* Records supplied *
_ _ _ _
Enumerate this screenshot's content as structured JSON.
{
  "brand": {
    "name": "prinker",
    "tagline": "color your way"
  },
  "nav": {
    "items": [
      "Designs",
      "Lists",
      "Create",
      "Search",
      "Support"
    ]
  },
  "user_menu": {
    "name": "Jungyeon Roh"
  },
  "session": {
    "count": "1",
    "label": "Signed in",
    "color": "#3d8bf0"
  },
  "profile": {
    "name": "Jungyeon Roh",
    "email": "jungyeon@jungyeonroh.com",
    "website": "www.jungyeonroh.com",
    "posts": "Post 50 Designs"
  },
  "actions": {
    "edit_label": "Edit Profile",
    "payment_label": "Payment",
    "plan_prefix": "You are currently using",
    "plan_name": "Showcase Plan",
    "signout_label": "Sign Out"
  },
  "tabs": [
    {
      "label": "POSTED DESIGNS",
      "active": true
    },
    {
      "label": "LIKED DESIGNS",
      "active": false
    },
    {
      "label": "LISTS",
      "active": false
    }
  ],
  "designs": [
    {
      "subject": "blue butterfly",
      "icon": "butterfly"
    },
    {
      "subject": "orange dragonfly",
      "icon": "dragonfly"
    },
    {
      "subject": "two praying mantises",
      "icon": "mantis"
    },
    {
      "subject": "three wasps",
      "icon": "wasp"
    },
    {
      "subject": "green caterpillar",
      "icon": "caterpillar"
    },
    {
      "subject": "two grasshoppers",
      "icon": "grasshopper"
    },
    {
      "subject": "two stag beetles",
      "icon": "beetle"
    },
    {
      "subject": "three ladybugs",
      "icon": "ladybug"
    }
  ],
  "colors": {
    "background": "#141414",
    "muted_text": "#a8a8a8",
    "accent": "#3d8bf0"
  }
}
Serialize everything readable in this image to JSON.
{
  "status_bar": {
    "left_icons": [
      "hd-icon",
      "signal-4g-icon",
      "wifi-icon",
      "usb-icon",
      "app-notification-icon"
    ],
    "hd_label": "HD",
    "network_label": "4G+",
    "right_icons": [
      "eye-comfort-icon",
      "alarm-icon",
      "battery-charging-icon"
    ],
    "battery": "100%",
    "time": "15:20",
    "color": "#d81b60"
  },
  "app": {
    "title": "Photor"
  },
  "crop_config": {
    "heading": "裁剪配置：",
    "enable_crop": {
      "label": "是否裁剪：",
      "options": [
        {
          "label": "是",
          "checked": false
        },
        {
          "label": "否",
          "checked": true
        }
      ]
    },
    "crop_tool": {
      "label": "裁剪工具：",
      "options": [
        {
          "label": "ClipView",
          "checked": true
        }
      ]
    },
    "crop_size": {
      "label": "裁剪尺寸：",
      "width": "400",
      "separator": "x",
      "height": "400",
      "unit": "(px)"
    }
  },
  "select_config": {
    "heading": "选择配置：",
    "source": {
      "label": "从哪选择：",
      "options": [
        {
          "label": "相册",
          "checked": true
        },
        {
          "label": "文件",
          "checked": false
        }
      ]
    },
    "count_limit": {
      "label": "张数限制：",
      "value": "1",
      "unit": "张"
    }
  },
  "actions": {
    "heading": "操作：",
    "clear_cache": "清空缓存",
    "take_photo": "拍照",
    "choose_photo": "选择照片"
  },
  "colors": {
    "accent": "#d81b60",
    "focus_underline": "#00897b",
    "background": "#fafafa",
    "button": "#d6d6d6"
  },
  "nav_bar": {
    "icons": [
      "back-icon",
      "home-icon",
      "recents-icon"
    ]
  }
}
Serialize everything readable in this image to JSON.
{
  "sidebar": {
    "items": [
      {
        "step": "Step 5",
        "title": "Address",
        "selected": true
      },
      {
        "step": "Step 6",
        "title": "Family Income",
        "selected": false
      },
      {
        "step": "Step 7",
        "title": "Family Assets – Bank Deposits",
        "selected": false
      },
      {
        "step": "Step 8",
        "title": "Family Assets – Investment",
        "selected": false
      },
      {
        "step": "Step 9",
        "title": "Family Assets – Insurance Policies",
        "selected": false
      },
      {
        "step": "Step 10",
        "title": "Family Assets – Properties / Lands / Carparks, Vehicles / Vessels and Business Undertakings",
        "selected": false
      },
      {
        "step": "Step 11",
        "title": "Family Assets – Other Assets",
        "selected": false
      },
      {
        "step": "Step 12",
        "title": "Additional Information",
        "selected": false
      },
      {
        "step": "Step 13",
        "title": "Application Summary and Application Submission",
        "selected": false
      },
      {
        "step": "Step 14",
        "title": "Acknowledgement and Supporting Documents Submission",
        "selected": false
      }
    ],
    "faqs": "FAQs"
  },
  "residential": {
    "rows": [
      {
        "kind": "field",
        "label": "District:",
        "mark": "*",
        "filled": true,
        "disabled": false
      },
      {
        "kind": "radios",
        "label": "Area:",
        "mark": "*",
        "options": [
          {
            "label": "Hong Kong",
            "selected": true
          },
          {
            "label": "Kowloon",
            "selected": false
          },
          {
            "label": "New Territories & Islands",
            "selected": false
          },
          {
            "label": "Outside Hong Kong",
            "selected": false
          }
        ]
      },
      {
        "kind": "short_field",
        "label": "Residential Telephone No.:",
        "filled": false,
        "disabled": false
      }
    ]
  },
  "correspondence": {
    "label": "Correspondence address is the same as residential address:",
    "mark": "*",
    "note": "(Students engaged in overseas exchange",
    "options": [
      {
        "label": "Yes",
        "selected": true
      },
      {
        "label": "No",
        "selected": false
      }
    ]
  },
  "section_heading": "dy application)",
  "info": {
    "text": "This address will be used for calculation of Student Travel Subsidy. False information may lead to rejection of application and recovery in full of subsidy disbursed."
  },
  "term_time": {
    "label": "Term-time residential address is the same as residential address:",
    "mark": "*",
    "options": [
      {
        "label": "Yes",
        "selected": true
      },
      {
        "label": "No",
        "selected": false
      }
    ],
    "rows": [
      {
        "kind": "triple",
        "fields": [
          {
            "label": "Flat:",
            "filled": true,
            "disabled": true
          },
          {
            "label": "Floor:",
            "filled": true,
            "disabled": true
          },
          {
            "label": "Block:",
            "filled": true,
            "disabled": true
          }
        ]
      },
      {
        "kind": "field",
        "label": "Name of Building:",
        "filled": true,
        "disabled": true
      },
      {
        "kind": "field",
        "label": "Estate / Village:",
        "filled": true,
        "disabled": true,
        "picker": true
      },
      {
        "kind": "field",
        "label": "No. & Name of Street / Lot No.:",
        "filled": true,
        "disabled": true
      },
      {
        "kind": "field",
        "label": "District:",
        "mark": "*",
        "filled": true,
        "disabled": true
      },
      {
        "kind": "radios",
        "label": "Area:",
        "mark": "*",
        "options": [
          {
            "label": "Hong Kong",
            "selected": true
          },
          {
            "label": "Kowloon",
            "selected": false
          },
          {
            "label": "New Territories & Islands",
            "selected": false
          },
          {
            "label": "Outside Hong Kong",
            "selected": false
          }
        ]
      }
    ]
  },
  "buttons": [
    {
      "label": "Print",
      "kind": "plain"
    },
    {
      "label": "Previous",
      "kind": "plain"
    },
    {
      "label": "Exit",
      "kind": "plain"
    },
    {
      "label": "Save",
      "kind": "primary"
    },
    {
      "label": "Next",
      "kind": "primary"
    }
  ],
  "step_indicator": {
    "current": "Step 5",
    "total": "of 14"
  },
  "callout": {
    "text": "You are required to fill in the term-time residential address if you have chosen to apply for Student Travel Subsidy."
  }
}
_ _ _ _
Only the number is wanted: how many lines of the material above include the word "dragonfly"?

2